(Stored data entries)

——

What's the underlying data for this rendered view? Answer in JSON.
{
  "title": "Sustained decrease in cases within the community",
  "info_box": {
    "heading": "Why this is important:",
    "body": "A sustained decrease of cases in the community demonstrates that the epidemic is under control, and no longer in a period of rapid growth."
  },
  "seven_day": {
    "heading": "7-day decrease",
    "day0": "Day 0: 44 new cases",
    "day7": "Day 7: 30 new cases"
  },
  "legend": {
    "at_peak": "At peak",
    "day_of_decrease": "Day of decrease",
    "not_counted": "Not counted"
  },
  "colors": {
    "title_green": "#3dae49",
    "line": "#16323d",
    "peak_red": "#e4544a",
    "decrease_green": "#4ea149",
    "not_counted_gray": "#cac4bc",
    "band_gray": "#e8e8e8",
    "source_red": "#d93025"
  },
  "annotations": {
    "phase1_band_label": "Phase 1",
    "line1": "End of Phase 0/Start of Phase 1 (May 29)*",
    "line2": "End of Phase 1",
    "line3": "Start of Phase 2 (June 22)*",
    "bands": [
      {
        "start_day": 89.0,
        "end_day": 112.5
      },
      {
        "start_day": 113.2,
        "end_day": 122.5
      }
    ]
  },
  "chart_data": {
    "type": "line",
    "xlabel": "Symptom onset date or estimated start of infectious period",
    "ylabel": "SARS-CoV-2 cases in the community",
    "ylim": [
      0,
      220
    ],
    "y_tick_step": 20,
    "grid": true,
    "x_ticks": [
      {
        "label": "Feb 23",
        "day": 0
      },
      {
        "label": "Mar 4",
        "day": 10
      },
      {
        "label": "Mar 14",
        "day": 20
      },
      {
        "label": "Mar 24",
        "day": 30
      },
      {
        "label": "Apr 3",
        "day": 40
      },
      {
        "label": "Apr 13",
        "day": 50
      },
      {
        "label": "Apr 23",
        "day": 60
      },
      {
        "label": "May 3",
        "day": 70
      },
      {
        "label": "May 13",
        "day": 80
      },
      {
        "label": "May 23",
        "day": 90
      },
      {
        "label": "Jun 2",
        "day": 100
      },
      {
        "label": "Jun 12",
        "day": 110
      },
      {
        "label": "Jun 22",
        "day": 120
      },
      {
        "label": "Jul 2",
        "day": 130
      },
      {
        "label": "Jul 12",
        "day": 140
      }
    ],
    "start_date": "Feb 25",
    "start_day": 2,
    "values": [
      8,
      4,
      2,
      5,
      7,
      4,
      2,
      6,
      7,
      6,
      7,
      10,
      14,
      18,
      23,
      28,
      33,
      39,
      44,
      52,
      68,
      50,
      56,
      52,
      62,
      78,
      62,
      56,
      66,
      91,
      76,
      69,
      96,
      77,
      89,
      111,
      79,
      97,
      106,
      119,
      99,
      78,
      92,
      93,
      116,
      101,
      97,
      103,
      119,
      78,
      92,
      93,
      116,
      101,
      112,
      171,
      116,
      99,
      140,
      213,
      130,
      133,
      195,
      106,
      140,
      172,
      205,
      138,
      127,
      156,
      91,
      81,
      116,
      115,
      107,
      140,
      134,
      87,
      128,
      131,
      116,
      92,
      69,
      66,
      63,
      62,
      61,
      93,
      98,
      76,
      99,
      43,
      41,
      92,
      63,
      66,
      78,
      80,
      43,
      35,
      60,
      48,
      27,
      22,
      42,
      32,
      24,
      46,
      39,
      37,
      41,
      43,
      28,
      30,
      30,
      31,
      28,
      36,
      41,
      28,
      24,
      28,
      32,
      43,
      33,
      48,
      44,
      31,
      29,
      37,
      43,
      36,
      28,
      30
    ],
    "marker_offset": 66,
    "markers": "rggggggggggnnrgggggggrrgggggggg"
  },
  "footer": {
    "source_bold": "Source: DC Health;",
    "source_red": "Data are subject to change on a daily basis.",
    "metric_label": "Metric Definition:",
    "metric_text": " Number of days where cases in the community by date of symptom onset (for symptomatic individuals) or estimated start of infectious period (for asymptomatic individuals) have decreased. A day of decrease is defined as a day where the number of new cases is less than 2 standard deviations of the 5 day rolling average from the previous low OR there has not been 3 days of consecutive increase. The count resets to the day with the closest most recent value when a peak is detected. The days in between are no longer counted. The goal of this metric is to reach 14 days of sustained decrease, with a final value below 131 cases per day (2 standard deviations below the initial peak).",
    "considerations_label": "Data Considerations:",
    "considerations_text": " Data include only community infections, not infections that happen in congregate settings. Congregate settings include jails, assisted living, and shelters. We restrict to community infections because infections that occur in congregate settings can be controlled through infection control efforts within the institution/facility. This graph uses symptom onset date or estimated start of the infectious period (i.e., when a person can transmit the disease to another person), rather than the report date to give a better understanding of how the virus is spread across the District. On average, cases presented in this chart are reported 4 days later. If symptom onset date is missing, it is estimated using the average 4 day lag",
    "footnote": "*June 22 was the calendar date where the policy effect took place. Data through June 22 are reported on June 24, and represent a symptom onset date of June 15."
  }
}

——

**Requirement**
Give the number of lines that hold the word "Phase" in these records, with nothing added.

**Response to the task**
4